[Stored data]
========================
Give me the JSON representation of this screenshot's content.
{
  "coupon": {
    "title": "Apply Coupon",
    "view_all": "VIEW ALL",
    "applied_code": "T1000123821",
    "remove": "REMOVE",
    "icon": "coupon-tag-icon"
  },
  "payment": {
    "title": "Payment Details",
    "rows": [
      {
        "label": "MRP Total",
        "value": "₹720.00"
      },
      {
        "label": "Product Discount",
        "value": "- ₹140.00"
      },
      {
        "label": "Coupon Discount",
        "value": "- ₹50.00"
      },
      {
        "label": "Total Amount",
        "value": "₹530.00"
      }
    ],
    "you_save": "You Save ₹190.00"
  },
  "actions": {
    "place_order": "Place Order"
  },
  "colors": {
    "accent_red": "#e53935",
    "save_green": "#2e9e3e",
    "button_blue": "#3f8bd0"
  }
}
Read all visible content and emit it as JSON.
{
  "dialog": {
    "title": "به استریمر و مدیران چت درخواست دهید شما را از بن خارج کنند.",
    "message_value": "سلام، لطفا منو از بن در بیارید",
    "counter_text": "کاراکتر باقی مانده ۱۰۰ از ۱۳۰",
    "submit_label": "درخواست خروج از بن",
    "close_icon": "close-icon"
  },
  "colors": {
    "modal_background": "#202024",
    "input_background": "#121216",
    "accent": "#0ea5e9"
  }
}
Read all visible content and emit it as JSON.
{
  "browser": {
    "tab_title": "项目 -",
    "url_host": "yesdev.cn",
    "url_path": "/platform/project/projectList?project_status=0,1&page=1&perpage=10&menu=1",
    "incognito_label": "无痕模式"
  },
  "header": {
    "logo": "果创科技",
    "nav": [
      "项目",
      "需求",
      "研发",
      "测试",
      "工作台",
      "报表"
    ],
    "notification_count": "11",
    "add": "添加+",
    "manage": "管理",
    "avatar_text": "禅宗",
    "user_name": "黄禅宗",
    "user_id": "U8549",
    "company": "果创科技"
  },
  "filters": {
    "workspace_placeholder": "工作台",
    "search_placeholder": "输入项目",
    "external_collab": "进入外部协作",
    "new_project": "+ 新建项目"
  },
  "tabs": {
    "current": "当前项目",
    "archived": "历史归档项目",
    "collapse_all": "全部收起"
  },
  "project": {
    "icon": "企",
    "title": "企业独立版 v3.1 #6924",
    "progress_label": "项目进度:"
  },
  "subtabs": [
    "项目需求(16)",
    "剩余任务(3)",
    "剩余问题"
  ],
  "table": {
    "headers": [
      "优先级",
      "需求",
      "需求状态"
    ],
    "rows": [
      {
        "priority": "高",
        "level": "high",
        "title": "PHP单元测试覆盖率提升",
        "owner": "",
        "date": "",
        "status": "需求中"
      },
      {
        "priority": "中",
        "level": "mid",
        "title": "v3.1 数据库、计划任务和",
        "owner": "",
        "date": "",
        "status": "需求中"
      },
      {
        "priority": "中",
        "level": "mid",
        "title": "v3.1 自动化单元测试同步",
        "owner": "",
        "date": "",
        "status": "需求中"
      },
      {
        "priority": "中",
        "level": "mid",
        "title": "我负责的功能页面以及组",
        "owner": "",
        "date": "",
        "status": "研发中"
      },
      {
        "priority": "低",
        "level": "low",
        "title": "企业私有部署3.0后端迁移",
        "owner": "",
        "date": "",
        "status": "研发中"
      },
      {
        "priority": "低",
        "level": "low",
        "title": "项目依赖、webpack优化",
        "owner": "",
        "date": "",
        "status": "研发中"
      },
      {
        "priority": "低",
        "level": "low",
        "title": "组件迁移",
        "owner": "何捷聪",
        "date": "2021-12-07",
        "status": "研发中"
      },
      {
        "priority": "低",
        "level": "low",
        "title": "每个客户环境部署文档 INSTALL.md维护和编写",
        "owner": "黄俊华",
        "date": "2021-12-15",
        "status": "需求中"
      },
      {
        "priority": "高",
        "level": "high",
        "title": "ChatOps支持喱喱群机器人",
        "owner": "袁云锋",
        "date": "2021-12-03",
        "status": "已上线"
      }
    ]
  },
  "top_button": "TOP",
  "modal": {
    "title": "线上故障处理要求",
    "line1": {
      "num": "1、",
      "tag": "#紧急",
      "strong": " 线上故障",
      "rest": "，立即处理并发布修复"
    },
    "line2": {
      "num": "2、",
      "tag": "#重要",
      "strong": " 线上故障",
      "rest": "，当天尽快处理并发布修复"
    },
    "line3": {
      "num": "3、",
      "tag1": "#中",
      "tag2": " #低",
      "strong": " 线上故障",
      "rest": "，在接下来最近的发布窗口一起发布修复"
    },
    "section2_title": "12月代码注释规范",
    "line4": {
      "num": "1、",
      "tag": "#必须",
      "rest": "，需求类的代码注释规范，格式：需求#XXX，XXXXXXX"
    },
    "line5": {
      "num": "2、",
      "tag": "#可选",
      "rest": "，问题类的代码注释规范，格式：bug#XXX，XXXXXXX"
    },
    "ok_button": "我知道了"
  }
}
========================
* Problem
Go through the material and copy out every line with "Discount" in it.

* Task response
        "label": "Product Discount",
        "label": "Coupon Discount",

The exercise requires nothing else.